TASK INPUT —

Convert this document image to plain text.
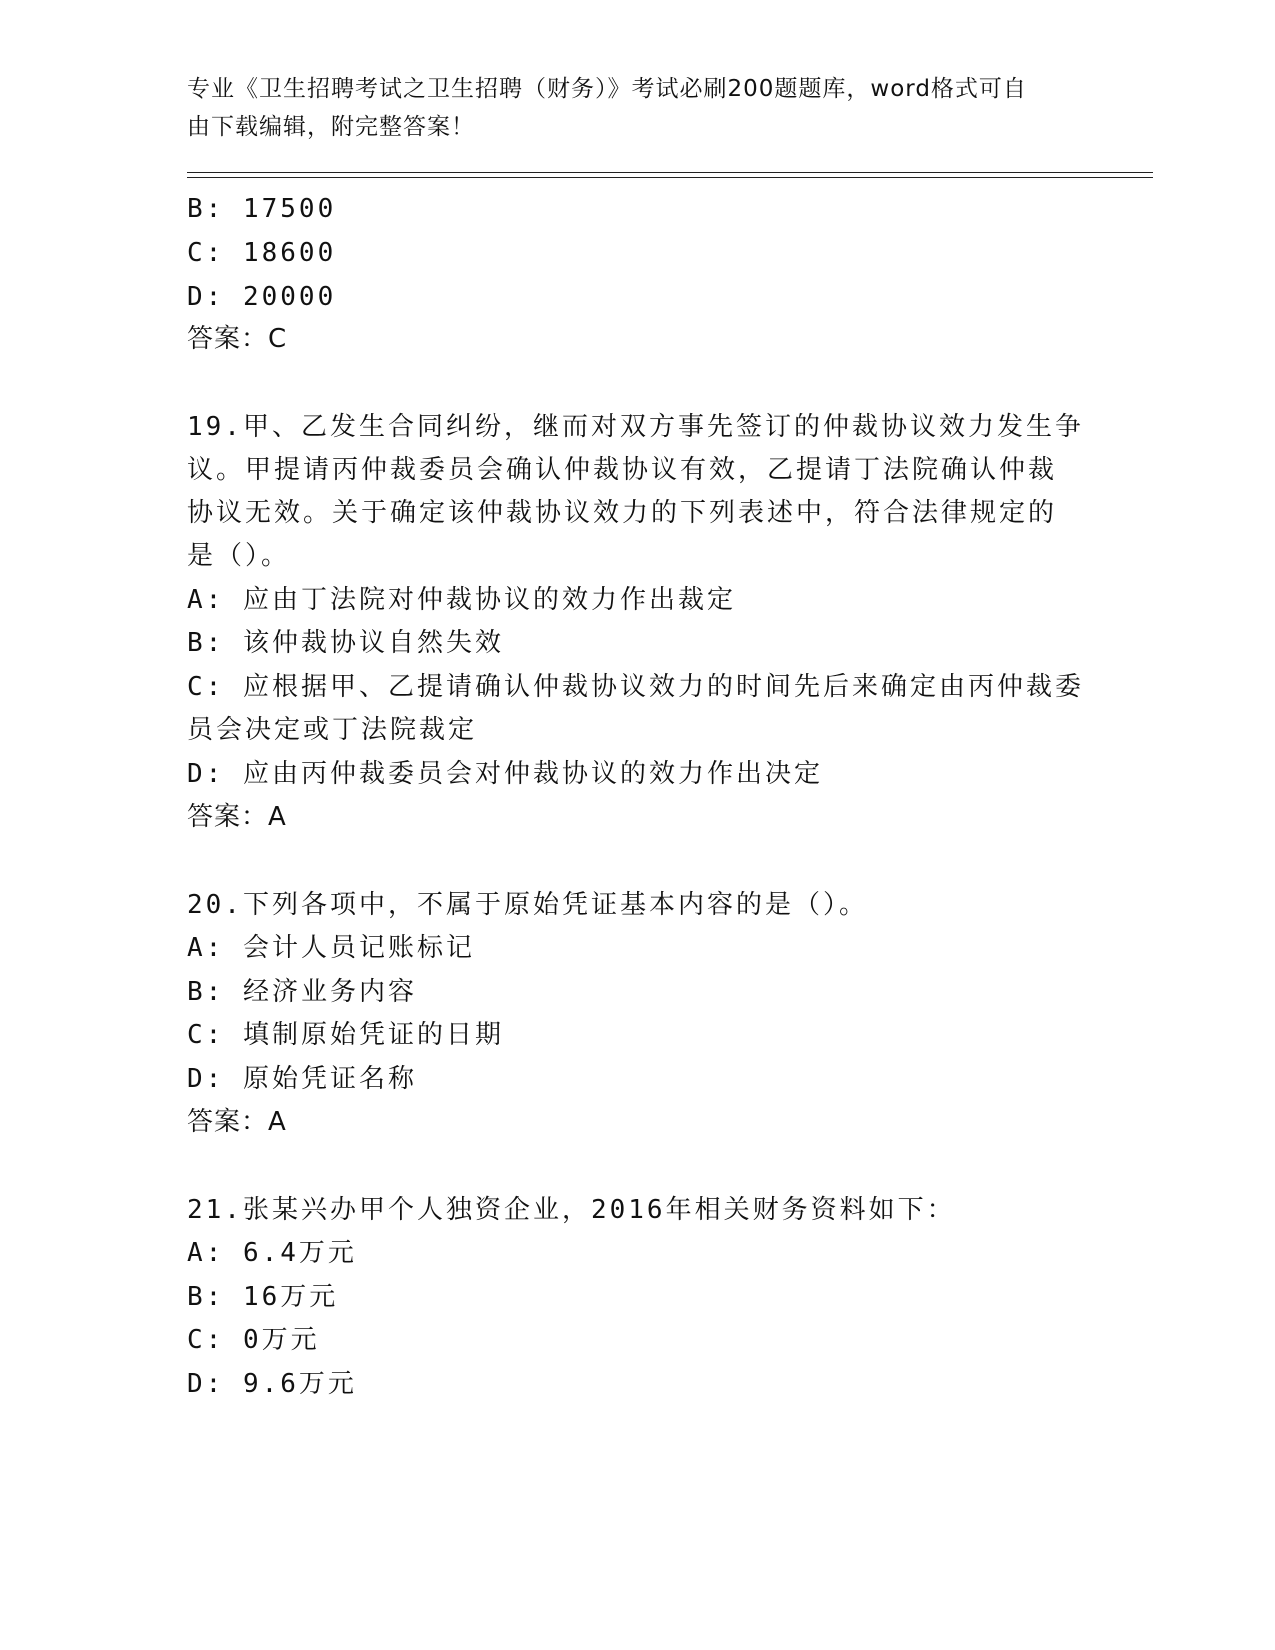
专业《卫生招聘考试之卫生招聘（财务）》考试必刷200题题库，word格式可自
由下载编辑，附完整答案！
B: 17500
C: 18600
D: 20000
答案：C
19.甲、乙发生合同纠纷，继而对双方事先签订的仲裁协议效力发生争
议。甲提请丙仲裁委员会确认仲裁协议有效，乙提请丁法院确认仲裁
协议无效。关于确定该仲裁协议效力的下列表述中，符合法律规定的
是（）。
A: 应由丁法院对仲裁协议的效力作出裁定
B: 该仲裁协议自然失效
C: 应根据甲、乙提请确认仲裁协议效力的时间先后来确定由丙仲裁委
员会决定或丁法院裁定
D: 应由丙仲裁委员会对仲裁协议的效力作出决定
答案：A
20.下列各项中，不属于原始凭证基本内容的是（）。
A: 会计人员记账标记
B: 经济业务内容
C: 填制原始凭证的日期
D: 原始凭证名称
答案：A
21.张某兴办甲个人独资企业，2016年相关财务资料如下：
A: 6.4万元
B: 16万元
C: 0万元
D: 9.6万元
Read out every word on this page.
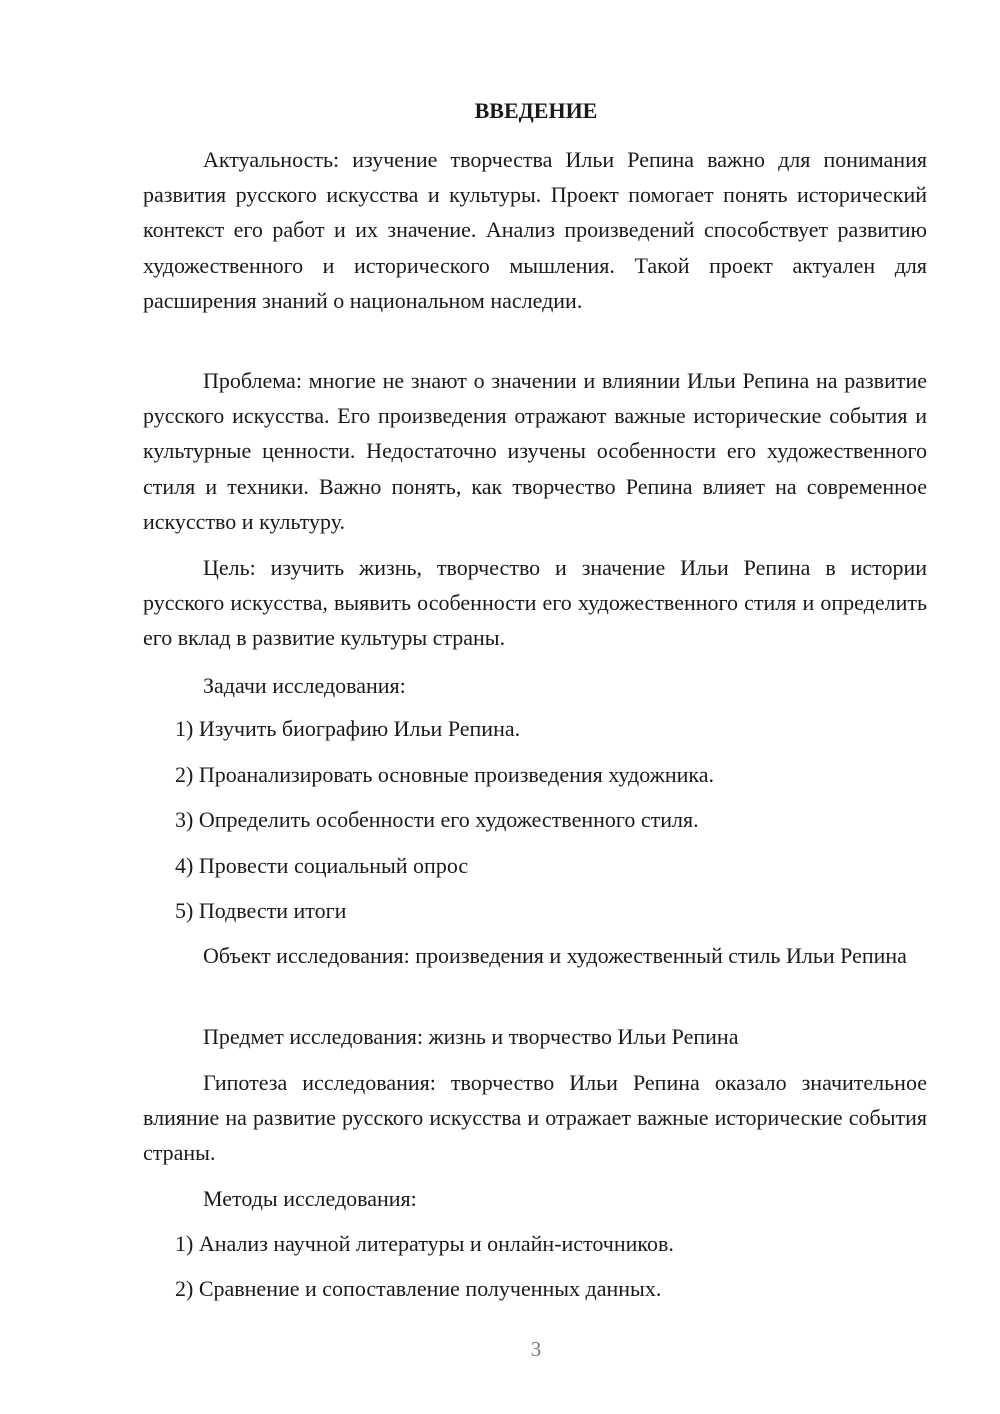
ВВЕДЕНИЕ

Актуальность: изучение творчества Ильи Репина важно для понимания развития русского искусства и культуры. Проект помогает понять исторический контекст его работ и их значение. Анализ произведений способствует развитию художественного и исторического мышления. Такой проект актуален для расширения знаний о национальном наследии.

Проблема: многие не знают о значении и влиянии Ильи Репина на развитие русского искусства. Его произведения отражают важные исторические события и культурные ценности. Недостаточно изучены особенности его художественного стиля и техники. Важно понять, как творчество Репина влияет на современное искусство и культуру.

Цель: изучить жизнь, творчество и значение Ильи Репина в истории русского искусства, выявить особенности его художественного стиля и определить его вклад в развитие культуры страны.

Задачи исследования:

1) Изучить биографию Ильи Репина.

2) Проанализировать основные произведения художника.

3) Определить особенности его художественного стиля.

4) Провести социальный опрос

5) Подвести итоги

Объект исследования: произведения и художественный стиль Ильи Репина

Предмет исследования: жизнь и творчество Ильи Репина

Гипотеза исследования: творчество Ильи Репина оказало значительное влияние на развитие русского искусства и отражает важные исторические события страны.

Методы исследования:

1) Анализ научной литературы и онлайн-источников.

2) Сравнение и сопоставление полученных данных.

3
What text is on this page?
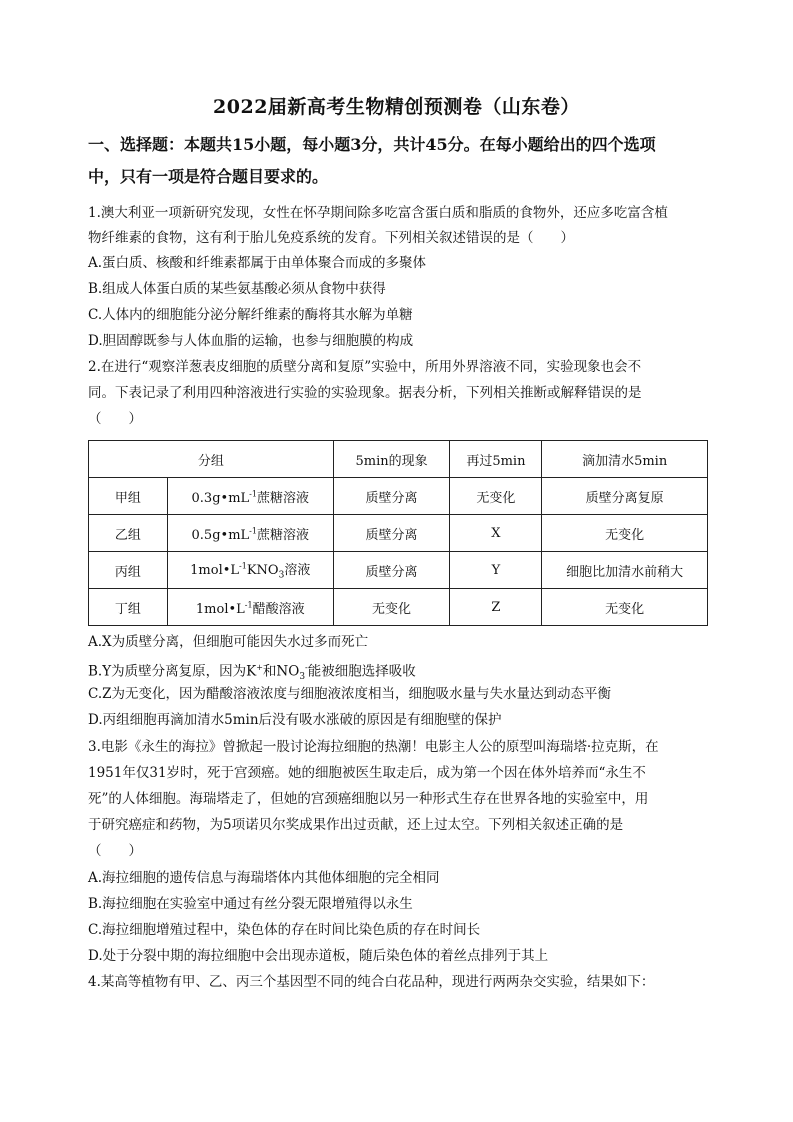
2022届新高考生物精创预测卷（山东卷）
一、选择题：本题共15小题，每小题3分，共计45分。在每小题给出的四个选项
中，只有一项是符合题目要求的。
1.澳大利亚一项新研究发现，女性在怀孕期间除多吃富含蛋白质和脂质的食物外，还应多吃富含植
物纤维素的食物，这有利于胎儿免疫系统的发育。下列相关叙述错误的是（　　）
A.蛋白质、核酸和纤维素都属于由单体聚合而成的多聚体
B.组成人体蛋白质的某些氨基酸必须从食物中获得
C.人体内的细胞能分泌分解纤维素的酶将其水解为单糖
D.胆固醇既参与人体血脂的运输，也参与细胞膜的构成
2.在进行“观察洋葱表皮细胞的质壁分离和复原”实验中，所用外界溶液不同，实验现象也会不
同。下表记录了利用四种溶液进行实验的实验现象。据表分析，下列相关推断或解释错误的是
（　　）
分组		5min的现象	再过5min	滴加清水5min
甲组	$0.3g•mL^{-1}$蔗糖溶液	质壁分离	无变化	质壁分离复原
乙组	$0.5g•mL^{-1}$蔗糖溶液	质壁分离	X	无变化
丙组	$1mol•L^{-1}KNO_3$溶液	质壁分离	Y	细胞比加清水前稍大
丁组	$1mol•L^{-1}$醋酸溶液	无变化	Z	无变化
A.X为质壁分离，但细胞可能因失水过多而死亡
B.Y为质壁分离复原，因为K+和$NO_3^-$能被细胞选择吸收
C.Z为无变化，因为醋酸溶液浓度与细胞液浓度相当，细胞吸水量与失水量达到动态平衡
D.丙组细胞再滴加清水5min后没有吸水涨破的原因是有细胞壁的保护
3.电影《永生的海拉》曾掀起一股讨论海拉细胞的热潮！电影主人公的原型叫海瑞塔·拉克斯，在
1951年仅31岁时，死于宫颈癌。她的细胞被医生取走后，成为第一个因在体外培养而“永生不
死”的人体细胞。海瑞塔走了，但她的宫颈癌细胞以另一种形式生存在世界各地的实验室中，用
于研究癌症和药物，为5项诺贝尔奖成果作出过贡献，还上过太空。下列相关叙述正确的是
（　　）
A.海拉细胞的遗传信息与海瑞塔体内其他体细胞的完全相同
B.海拉细胞在实验室中通过有丝分裂无限增殖得以永生
C.海拉细胞增殖过程中，染色体的存在时间比染色质的存在时间长
D.处于分裂中期的海拉细胞中会出现赤道板，随后染色体的着丝点排列于其上
4.某高等植物有甲、乙、丙三个基因型不同的纯合白花品种，现进行两两杂交实验，结果如下：
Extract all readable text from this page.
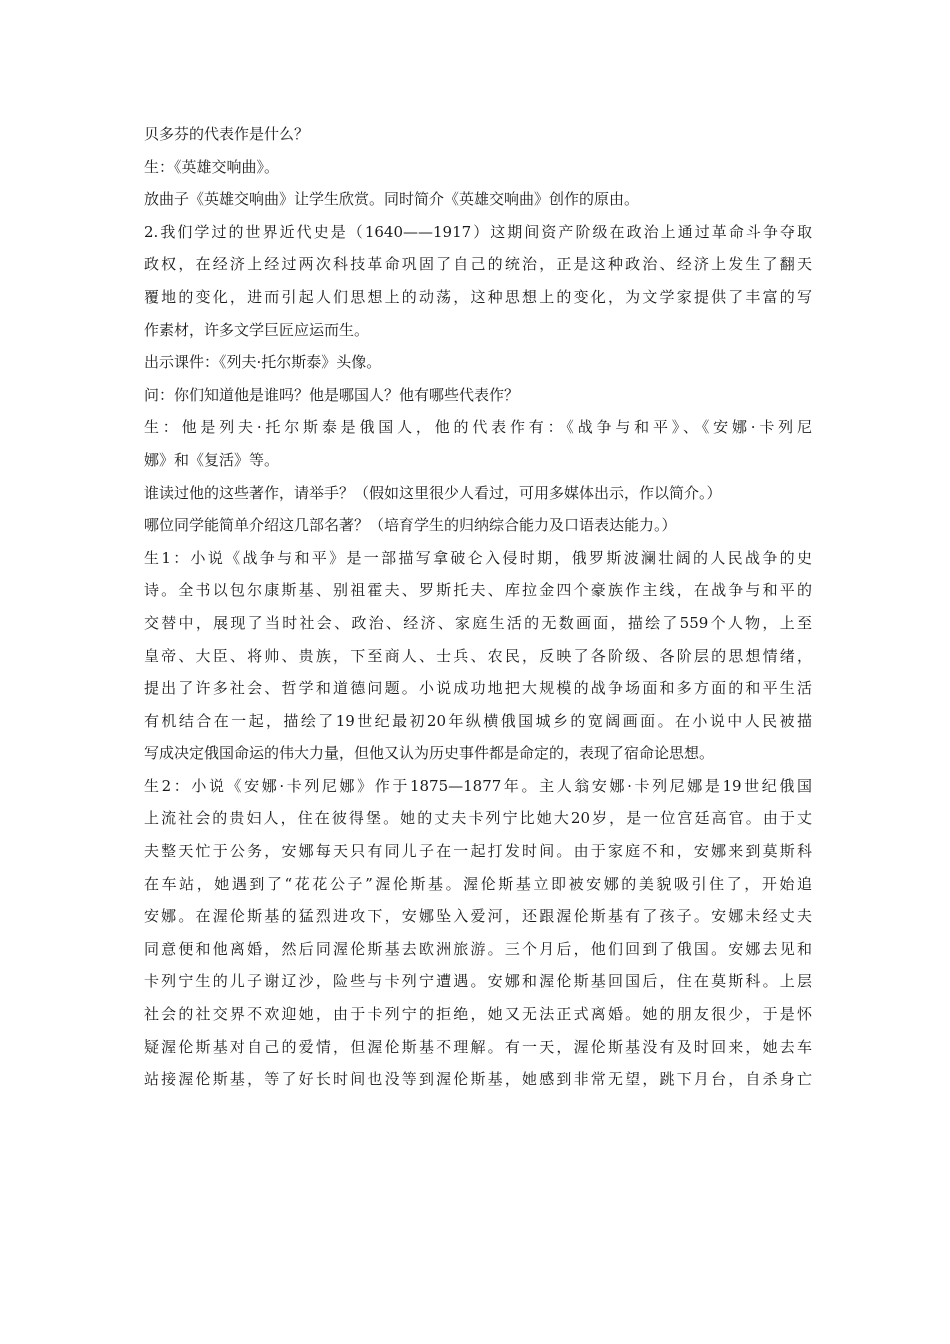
贝多芬的代表作是什么？
生：《英雄交响曲》。
放曲子《英雄交响曲》让学生欣赏。同时简介《英雄交响曲》创作的原由。
2.我们学过的世界近代史是（1640——1917）这期间资产阶级在政治上通过革命斗争夺取
政权，在经济上经过两次科技革命巩固了自己的统治，正是这种政治、经济上发生了翻天
覆地的变化，进而引起人们思想上的动荡，这种思想上的变化，为文学家提供了丰富的写
作素材，许多文学巨匠应运而生。
出示课件：《列夫·托尔斯泰》头像。
问：你们知道他是谁吗？他是哪国人？他有哪些代表作？
生：他是列夫·托尔斯泰是俄国人，他的代表作有：《战争与和平》、《安娜·卡列尼
娜》和《复活》等。
谁读过他的这些著作，请举手？（假如这里很少人看过，可用多媒体出示，作以简介。）
哪位同学能简单介绍这几部名著？（培育学生的归纳综合能力及口语表达能力。）
生1：小说《战争与和平》是一部描写拿破仑入侵时期，俄罗斯波澜壮阔的人民战争的史
诗。全书以包尔康斯基、别祖霍夫、罗斯托夫、库拉金四个豪族作主线，在战争与和平的
交替中，展现了当时社会、政治、经济、家庭生活的无数画面，描绘了559个人物，上至
皇帝、大臣、将帅、贵族，下至商人、士兵、农民，反映了各阶级、各阶层的思想情绪，
提出了许多社会、哲学和道德问题。小说成功地把大规模的战争场面和多方面的和平生活
有机结合在一起，描绘了19世纪最初20年纵横俄国城乡的宽阔画面。在小说中人民被描
写成决定俄国命运的伟大力量，但他又认为历史事件都是命定的，表现了宿命论思想。
生2：小说《安娜·卡列尼娜》作于1875—1877年。主人翁安娜·卡列尼娜是19世纪俄国
上流社会的贵妇人，住在彼得堡。她的丈夫卡列宁比她大20岁，是一位宫廷高官。由于丈
夫整天忙于公务，安娜每天只有同儿子在一起打发时间。由于家庭不和，安娜来到莫斯科
在车站，她遇到了“花花公子”渥伦斯基。渥伦斯基立即被安娜的美貌吸引住了，开始追
安娜。在渥伦斯基的猛烈进攻下，安娜坠入爱河，还跟渥伦斯基有了孩子。安娜未经丈夫
同意便和他离婚，然后同渥伦斯基去欧洲旅游。三个月后，他们回到了俄国。安娜去见和
卡列宁生的儿子谢辽沙，险些与卡列宁遭遇。安娜和渥伦斯基回国后，住在莫斯科。上层
社会的社交界不欢迎她，由于卡列宁的拒绝，她又无法正式离婚。她的朋友很少，于是怀
疑渥伦斯基对自己的爱情，但渥伦斯基不理解。有一天，渥伦斯基没有及时回来，她去车
站接渥伦斯基，等了好长时间也没等到渥伦斯基，她感到非常无望，跳下月台，自杀身亡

WHAT IS EXPECTED —
In the listing above, find each line with the word "произведения" and copy it.

SOLUTION BELOW —
Проблема: многие не знают о значении и влиянии Ильи Репина на развитие русского искусства. Его произведения отражают важные исторические события и культурные ценности. Недостаточно изучены особенности его художественного стиля и техники. Важно понять, как творчество Репина влияет на современное искусство и культуру.
2) Проанализировать основные произведения художника.
Объект исследования: произведения и художественный стиль Ильи Репина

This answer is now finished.